(begin)

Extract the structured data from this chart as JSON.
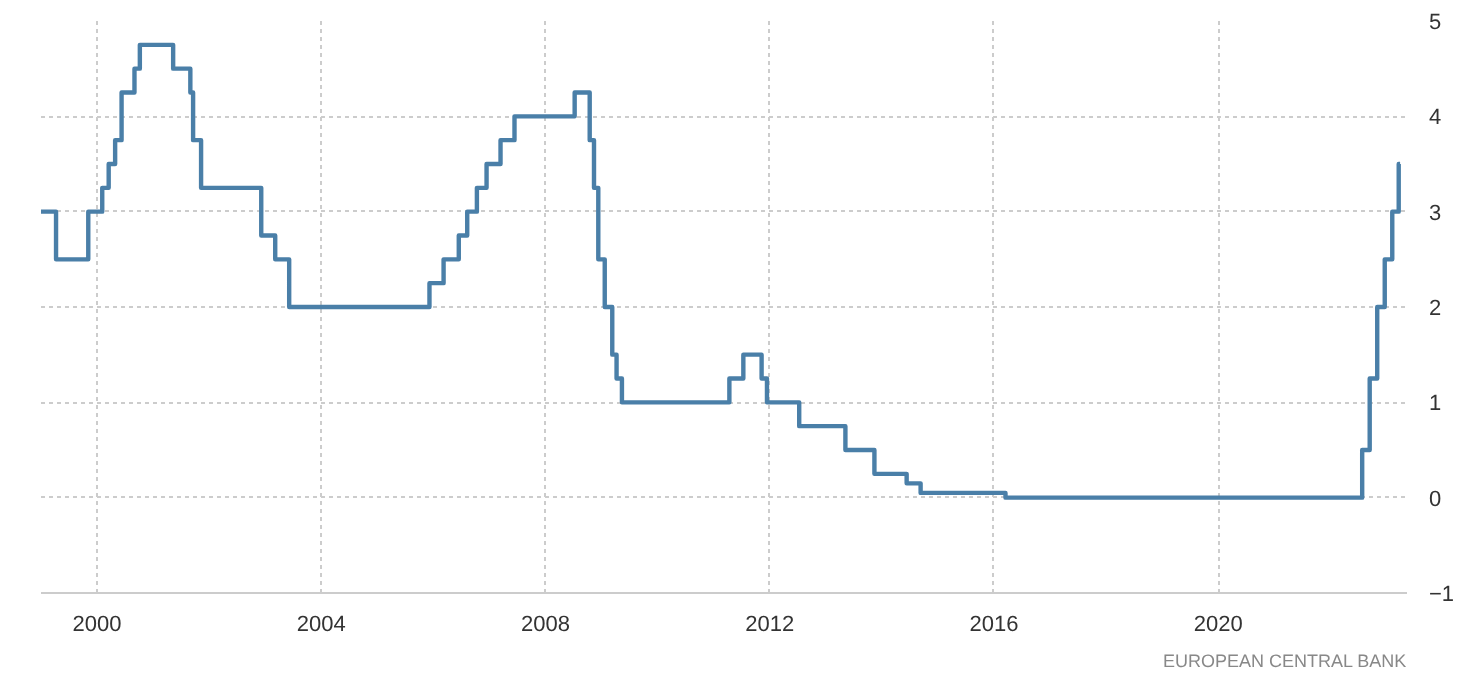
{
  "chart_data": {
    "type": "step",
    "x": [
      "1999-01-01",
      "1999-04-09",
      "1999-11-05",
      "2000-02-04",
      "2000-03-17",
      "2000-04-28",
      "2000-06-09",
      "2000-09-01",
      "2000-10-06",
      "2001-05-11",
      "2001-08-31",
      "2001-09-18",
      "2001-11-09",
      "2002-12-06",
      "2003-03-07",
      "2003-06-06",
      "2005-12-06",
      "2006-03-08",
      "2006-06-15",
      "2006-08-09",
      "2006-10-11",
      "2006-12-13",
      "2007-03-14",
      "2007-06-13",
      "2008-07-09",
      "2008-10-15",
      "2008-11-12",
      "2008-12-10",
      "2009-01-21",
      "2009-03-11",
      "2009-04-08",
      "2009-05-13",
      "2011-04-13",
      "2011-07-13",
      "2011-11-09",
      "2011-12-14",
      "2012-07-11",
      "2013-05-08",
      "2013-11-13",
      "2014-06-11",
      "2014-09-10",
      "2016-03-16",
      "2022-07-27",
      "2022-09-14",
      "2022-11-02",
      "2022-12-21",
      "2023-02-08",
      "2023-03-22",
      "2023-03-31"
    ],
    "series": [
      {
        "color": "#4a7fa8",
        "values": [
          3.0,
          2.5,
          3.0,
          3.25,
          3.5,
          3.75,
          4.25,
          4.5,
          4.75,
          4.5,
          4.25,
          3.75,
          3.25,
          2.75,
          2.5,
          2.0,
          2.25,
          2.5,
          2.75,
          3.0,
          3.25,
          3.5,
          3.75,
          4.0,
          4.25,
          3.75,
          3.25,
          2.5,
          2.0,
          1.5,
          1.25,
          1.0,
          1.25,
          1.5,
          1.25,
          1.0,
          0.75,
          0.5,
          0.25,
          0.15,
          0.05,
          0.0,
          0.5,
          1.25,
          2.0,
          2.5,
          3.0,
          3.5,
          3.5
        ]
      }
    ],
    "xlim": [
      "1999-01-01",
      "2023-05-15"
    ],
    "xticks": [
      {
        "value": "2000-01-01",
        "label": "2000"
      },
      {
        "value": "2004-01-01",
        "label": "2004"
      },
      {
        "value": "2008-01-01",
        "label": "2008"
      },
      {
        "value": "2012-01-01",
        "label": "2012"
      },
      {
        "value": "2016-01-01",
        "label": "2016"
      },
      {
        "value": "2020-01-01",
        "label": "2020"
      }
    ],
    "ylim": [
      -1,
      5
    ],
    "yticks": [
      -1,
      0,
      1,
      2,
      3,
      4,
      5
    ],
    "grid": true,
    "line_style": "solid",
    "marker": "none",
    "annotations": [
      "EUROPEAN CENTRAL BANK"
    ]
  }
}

(end)

— Written request —
Retype each entry precisely. Skip images entirely.

— Task output —
Extract the structured data from this chart as JSON.
{
  "chart_data": {
    "type": "step",
    "x": [
      "1999-01-01",
      "1999-04-09",
      "1999-11-05",
      "2000-02-04",
      "2000-03-17",
      "2000-04-28",
      "2000-06-09",
      "2000-09-01",
      "2000-10-06",
      "2001-05-11",
      "2001-08-31",
      "2001-09-18",
      "2001-11-09",
      "2002-12-06",
      "2003-03-07",
      "2003-06-06",
      "2005-12-06",
      "2006-03-08",
      "2006-06-15",
      "2006-08-09",
      "2006-10-11",
      "2006-12-13",
      "2007-03-14",
      "2007-06-13",
      "2008-07-09",
      "2008-10-15",
      "2008-11-12",
      "2008-12-10",
      "2009-01-21",
      "2009-03-11",
      "2009-04-08",
      "2009-05-13",
      "2011-04-13",
      "2011-07-13",
      "2011-11-09",
      "2011-12-14",
      "2012-07-11",
      "2013-05-08",
      "2013-11-13",
      "2014-06-11",
      "2014-09-10",
      "2016-03-16",
      "2022-07-27",
      "2022-09-14",
      "2022-11-02",
      "2022-12-21",
      "2023-02-08",
      "2023-03-22",
      "2023-03-31"
    ],
    "series": [
      {
        "color": "#4a7fa8",
        "values": [
          3.0,
          2.5,
          3.0,
          3.25,
          3.5,
          3.75,
          4.25,
          4.5,
          4.75,
          4.5,
          4.25,
          3.75,
          3.25,
          2.75,
          2.5,
          2.0,
          2.25,
          2.5,
          2.75,
          3.0,
          3.25,
          3.5,
          3.75,
          4.0,
          4.25,
          3.75,
          3.25,
          2.5,
          2.0,
          1.5,
          1.25,
          1.0,
          1.25,
          1.5,
          1.25,
          1.0,
          0.75,
          0.5,
          0.25,
          0.15,
          0.05,
          0.0,
          0.5,
          1.25,
          2.0,
          2.5,
          3.0,
          3.5,
          3.5
        ]
      }
    ],
    "xlim": [
      "1999-01-01",
      "2023-05-15"
    ],
    "xticks": [
      {
        "value": "2000-01-01",
        "label": "2000"
      },
      {
        "value": "2004-01-01",
        "label": "2004"
      },
      {
        "value": "2008-01-01",
        "label": "2008"
      },
      {
        "value": "2012-01-01",
        "label": "2012"
      },
      {
        "value": "2016-01-01",
        "label": "2016"
      },
      {
        "value": "2020-01-01",
        "label": "2020"
      }
    ],
    "ylim": [
      -1,
      5
    ],
    "yticks": [
      -1,
      0,
      1,
      2,
      3,
      4,
      5
    ],
    "grid": true,
    "line_style": "solid",
    "marker": "none",
    "annotations": [
      "EUROPEAN CENTRAL BANK"
    ]
  }
}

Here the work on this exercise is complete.